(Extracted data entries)
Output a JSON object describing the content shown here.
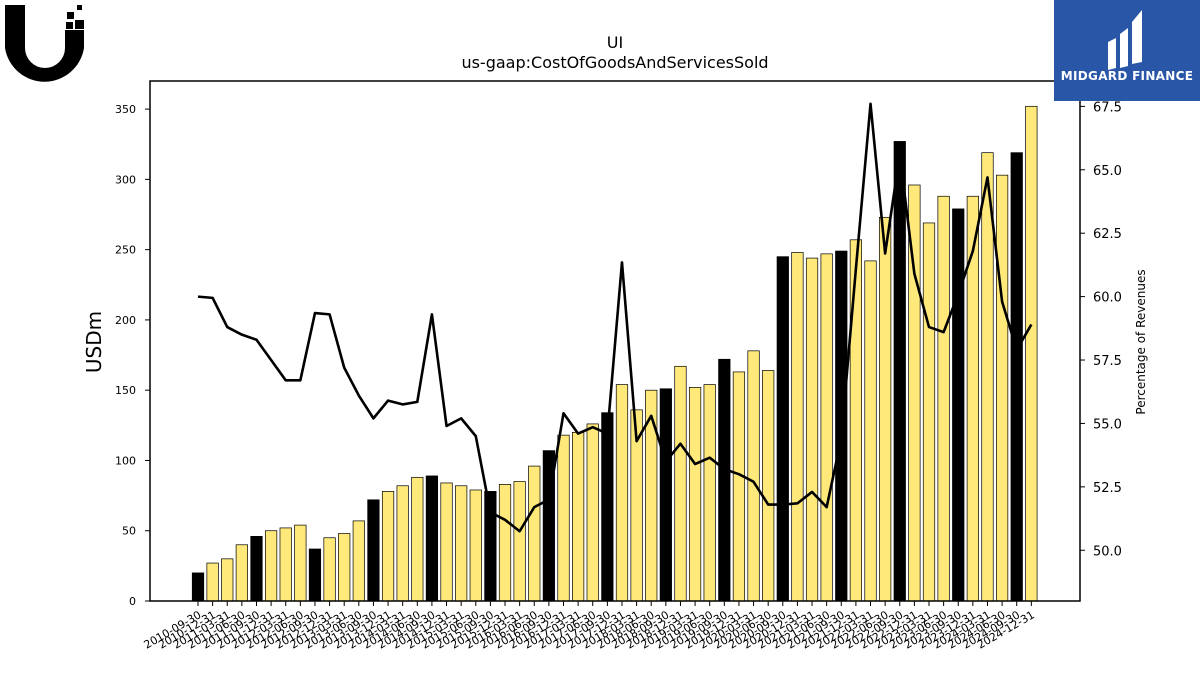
{
  "chart_data": {
    "type": "bar+line",
    "title": "UI",
    "subtitle": "us-gaap:CostOfGoodsAndServicesSold",
    "ylabel_left": "USDm",
    "ylabel_right": "Percentage of Revenues",
    "ylim_left": [
      0,
      370
    ],
    "ylim_right": [
      48,
      68.5
    ],
    "yticks_left": [
      0,
      50,
      100,
      150,
      200,
      250,
      300,
      350
    ],
    "yticks_right": [
      50.0,
      52.5,
      55.0,
      57.5,
      60.0,
      62.5,
      65.0,
      67.5
    ],
    "categories": [
      "2010-09-30",
      "2010-12-31",
      "2011-03-31",
      "2011-06-30",
      "2011-09-30",
      "2011-12-31",
      "2012-03-31",
      "2012-06-30",
      "2012-09-30",
      "2012-12-31",
      "2013-03-31",
      "2013-06-30",
      "2013-09-30",
      "2013-12-31",
      "2014-03-31",
      "2014-06-30",
      "2014-09-30",
      "2014-12-31",
      "2015-03-31",
      "2015-06-30",
      "2015-09-30",
      "2015-12-31",
      "2016-03-31",
      "2016-06-30",
      "2016-09-30",
      "2016-12-31",
      "2017-03-31",
      "2017-06-30",
      "2017-09-30",
      "2017-12-31",
      "2018-03-31",
      "2018-06-30",
      "2018-09-30",
      "2018-12-31",
      "2019-03-31",
      "2019-06-30",
      "2019-09-30",
      "2019-12-31",
      "2020-03-31",
      "2020-06-30",
      "2020-09-30",
      "2020-12-31",
      "2021-03-31",
      "2021-06-30",
      "2021-09-30",
      "2021-12-31",
      "2022-03-31",
      "2022-06-30",
      "2022-09-30",
      "2022-12-31",
      "2023-03-31",
      "2023-06-30",
      "2023-09-30",
      "2023-12-31",
      "2024-03-31",
      "2024-06-30",
      "2024-09-30",
      "2024-12-31"
    ],
    "bar_series": {
      "name": "us-gaap:CostOfGoodsAndServicesSold",
      "values": [
        20,
        27,
        30,
        40,
        46,
        50,
        52,
        54,
        37,
        45,
        48,
        57,
        72,
        78,
        82,
        88,
        89,
        84,
        82,
        79,
        78,
        83,
        85,
        96,
        107,
        118,
        120,
        126,
        134,
        154,
        136,
        150,
        151,
        167,
        152,
        154,
        172,
        163,
        178,
        164,
        245,
        248,
        244,
        247,
        249,
        257,
        242,
        273,
        327,
        296,
        269,
        288,
        279,
        288,
        319,
        303,
        319,
        352
      ],
      "colors": {
        "highlight": "#000000",
        "normal": "#ffe97a"
      },
      "highlight_quarters": "09-30"
    },
    "line_series": {
      "name": "Percentage of Revenues",
      "values": [
        60.0,
        59.95,
        58.8,
        58.5,
        58.3,
        57.5,
        56.7,
        56.7,
        59.35,
        59.3,
        57.2,
        56.1,
        55.2,
        55.9,
        55.75,
        55.85,
        59.3,
        54.9,
        55.2,
        54.5,
        51.5,
        51.2,
        50.75,
        51.7,
        52.0,
        55.4,
        54.6,
        54.85,
        54.6,
        61.35,
        54.3,
        55.3,
        53.5,
        54.2,
        53.4,
        53.65,
        53.2,
        53.0,
        52.7,
        51.8,
        51.8,
        51.85,
        52.3,
        51.7,
        54.4,
        61.1,
        67.6,
        61.7,
        65.6,
        60.9,
        58.8,
        58.6,
        60.1,
        61.8,
        64.7,
        59.8,
        57.9,
        58.9
      ],
      "color": "#000000"
    },
    "grid": false,
    "legend": "none"
  },
  "logos": {
    "right_brand": "MIDGARD FINANCE"
  }
}
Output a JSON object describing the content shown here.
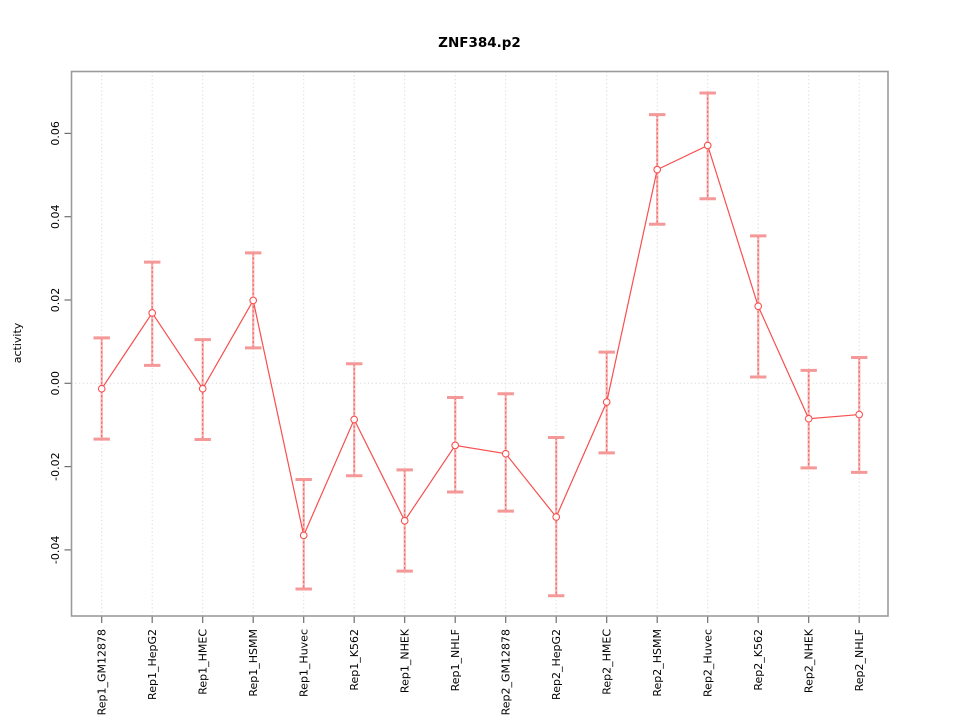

Problem description →
Copy the material above in full and exactly, skipping pictures.

Solution →
Output a JSON object describing the content shown here.
{
  "chart_data": {
    "type": "bar+line",
    "title": "UI",
    "subtitle": "us-gaap:CostOfGoodsAndServicesSold",
    "ylabel_left": "USDm",
    "ylabel_right": "Percentage of Revenues",
    "ylim_left": [
      0,
      370
    ],
    "ylim_right": [
      48,
      68.5
    ],
    "yticks_left": [
      0,
      50,
      100,
      150,
      200,
      250,
      300,
      350
    ],
    "yticks_right": [
      50.0,
      52.5,
      55.0,
      57.5,
      60.0,
      62.5,
      65.0,
      67.5
    ],
    "categories": [
      "2010-09-30",
      "2010-12-31",
      "2011-03-31",
      "2011-06-30",
      "2011-09-30",
      "2011-12-31",
      "2012-03-31",
      "2012-06-30",
      "2012-09-30",
      "2012-12-31",
      "2013-03-31",
      "2013-06-30",
      "2013-09-30",
      "2013-12-31",
      "2014-03-31",
      "2014-06-30",
      "2014-09-30",
      "2014-12-31",
      "2015-03-31",
      "2015-06-30",
      "2015-09-30",
      "2015-12-31",
      "2016-03-31",
      "2016-06-30",
      "2016-09-30",
      "2016-12-31",
      "2017-03-31",
      "2017-06-30",
      "2017-09-30",
      "2017-12-31",
      "2018-03-31",
      "2018-06-30",
      "2018-09-30",
      "2018-12-31",
      "2019-03-31",
      "2019-06-30",
      "2019-09-30",
      "2019-12-31",
      "2020-03-31",
      "2020-06-30",
      "2020-09-30",
      "2020-12-31",
      "2021-03-31",
      "2021-06-30",
      "2021-09-30",
      "2021-12-31",
      "2022-03-31",
      "2022-06-30",
      "2022-09-30",
      "2022-12-31",
      "2023-03-31",
      "2023-06-30",
      "2023-09-30",
      "2023-12-31",
      "2024-03-31",
      "2024-06-30",
      "2024-09-30",
      "2024-12-31"
    ],
    "bar_series": {
      "name": "us-gaap:CostOfGoodsAndServicesSold",
      "values": [
        20,
        27,
        30,
        40,
        46,
        50,
        52,
        54,
        37,
        45,
        48,
        57,
        72,
        78,
        82,
        88,
        89,
        84,
        82,
        79,
        78,
        83,
        85,
        96,
        107,
        118,
        120,
        126,
        134,
        154,
        136,
        150,
        151,
        167,
        152,
        154,
        172,
        163,
        178,
        164,
        245,
        248,
        244,
        247,
        249,
        257,
        242,
        273,
        327,
        296,
        269,
        288,
        279,
        288,
        319,
        303,
        319,
        352
      ],
      "colors": {
        "highlight": "#000000",
        "normal": "#ffe97a"
      },
      "highlight_quarters": "09-30"
    },
    "line_series": {
      "name": "Percentage of Revenues",
      "values": [
        60.0,
        59.95,
        58.8,
        58.5,
        58.3,
        57.5,
        56.7,
        56.7,
        59.35,
        59.3,
        57.2,
        56.1,
        55.2,
        55.9,
        55.75,
        55.85,
        59.3,
        54.9,
        55.2,
        54.5,
        51.5,
        51.2,
        50.75,
        51.7,
        52.0,
        55.4,
        54.6,
        54.85,
        54.6,
        61.35,
        54.3,
        55.3,
        53.5,
        54.2,
        53.4,
        53.65,
        53.2,
        53.0,
        52.7,
        51.8,
        51.8,
        51.85,
        52.3,
        51.7,
        54.4,
        61.1,
        67.6,
        61.7,
        65.6,
        60.9,
        58.8,
        58.6,
        60.1,
        61.8,
        64.7,
        59.8,
        57.9,
        58.9
      ],
      "color": "#000000"
    },
    "grid": false,
    "legend": "none"
  },
  "logos": {
    "right_brand": "MIDGARD FINANCE"
  }
}
Output a JSON object describing the content shown here.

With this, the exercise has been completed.